* Page excerpt
There's a country western song that I swore had been written about him; the first time I heard it I was bartending part-time and had one heck of a night of tips when my customers paid me to stop playing it over and over on the juke box:

"I Threw The Rest Away"
I met him in a dive down in New Orleans I recognized his handsome face
It was none of my business but I had to know what he was doing in this kind of place
Cause he use to have money use to have honeys he used to be society's prince
But he still wore a grin when I sat beside him and ask where all that money went

He said some was spent on gamblin' a lot was spent women
A little on some good Cabernet
Three or four divorces at least as many horses that never left the startin' gates
Diamond rings and furs swamp land in New Jersey that week I spent a year in LA
I hate to admit I threw the rest away

He said money don't mean nothing is this game of life it's just a way of keeping score
Show me a man who's got everything I'll show you one who wants even more
Well so smoke 'em if you got 'em cause when you hit bottom
You gotta have a reason to smile
You can have a little piece of the rock I'll take a little piece of mind

That was Cutty. I'll probably play this song at his 'memorial' or whatever you would label it when we scatter his ashes. I'm planning to do it in January on the day we got engaged. One last story for today's journal.

He had the ring; we were going to dinner and he was planning the 'down on one knee' proposal. This was the first time we swapped roles in our pairing. *I*, having watched my Mother and Grandmother burn thru multiple husbands and marriages as I grew up, had no romantic delusions about marriage. I really didn't want to get married as I just knew it would end in divorce as theirs had. If I did have to get married, I didn't want to do it in front of too many witnesses. I would have been just fine with a Justice of the Peace. Even better, I wanted to exchange our vows in front of an Elvis impersonator in Vegas. I held that little reserve for the institute of marriage.

* Provided material
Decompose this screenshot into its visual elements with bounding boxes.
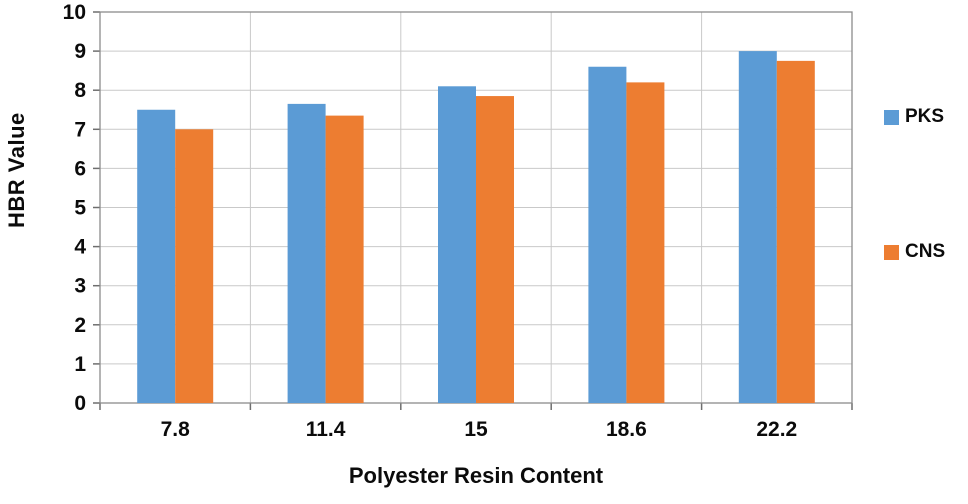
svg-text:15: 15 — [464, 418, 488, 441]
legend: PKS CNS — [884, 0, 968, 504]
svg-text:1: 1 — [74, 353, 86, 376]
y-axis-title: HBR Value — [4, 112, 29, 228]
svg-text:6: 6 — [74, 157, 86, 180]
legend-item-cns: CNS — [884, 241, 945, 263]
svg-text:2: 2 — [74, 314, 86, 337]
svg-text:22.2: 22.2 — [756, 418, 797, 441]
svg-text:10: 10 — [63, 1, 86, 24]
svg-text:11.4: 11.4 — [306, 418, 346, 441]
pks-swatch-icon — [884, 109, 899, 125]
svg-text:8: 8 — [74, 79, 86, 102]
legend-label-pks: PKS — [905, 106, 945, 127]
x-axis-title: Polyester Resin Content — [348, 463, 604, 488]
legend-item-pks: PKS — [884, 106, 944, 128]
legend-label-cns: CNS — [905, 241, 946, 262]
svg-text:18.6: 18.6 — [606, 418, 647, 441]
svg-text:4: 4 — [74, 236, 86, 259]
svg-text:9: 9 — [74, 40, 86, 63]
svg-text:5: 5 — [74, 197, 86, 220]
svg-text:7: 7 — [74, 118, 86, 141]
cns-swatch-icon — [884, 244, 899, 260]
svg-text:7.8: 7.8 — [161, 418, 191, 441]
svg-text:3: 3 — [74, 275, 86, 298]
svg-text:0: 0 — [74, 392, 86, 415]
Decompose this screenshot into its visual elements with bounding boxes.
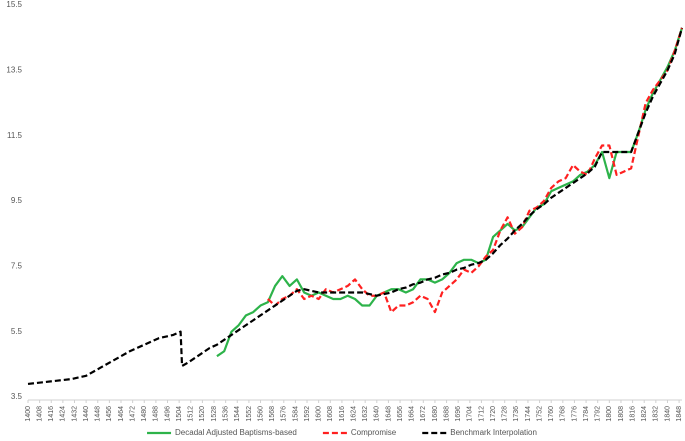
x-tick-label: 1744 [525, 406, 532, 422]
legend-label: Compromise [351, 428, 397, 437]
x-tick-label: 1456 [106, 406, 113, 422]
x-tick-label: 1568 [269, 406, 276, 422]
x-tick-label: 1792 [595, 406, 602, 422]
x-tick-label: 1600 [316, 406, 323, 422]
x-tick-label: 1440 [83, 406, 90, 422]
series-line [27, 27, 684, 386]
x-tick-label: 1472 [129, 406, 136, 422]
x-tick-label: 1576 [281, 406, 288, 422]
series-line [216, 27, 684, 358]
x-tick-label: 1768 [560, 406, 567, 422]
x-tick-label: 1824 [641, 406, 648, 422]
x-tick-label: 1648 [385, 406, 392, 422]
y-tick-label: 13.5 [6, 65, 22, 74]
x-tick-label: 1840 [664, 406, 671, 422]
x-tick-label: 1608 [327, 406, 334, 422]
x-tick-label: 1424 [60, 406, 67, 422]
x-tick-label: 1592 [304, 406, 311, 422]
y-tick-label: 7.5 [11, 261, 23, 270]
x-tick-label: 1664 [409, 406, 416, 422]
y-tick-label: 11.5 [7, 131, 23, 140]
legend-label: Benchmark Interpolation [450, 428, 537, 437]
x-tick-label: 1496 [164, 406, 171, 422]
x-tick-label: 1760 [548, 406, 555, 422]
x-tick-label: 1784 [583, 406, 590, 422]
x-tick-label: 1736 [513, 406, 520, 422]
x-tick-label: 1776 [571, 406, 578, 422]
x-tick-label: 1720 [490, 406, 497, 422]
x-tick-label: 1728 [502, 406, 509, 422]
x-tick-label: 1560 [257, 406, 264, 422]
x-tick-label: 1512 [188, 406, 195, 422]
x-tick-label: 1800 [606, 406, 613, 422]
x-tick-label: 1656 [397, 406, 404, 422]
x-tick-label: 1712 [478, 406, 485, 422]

* Short problem
According to the journal entry, when does the writer plan to scatter Cutty's ashes? The items stand apart from the journal entry and belong to separate material.

* Full answer
In January, on the day they got engaged.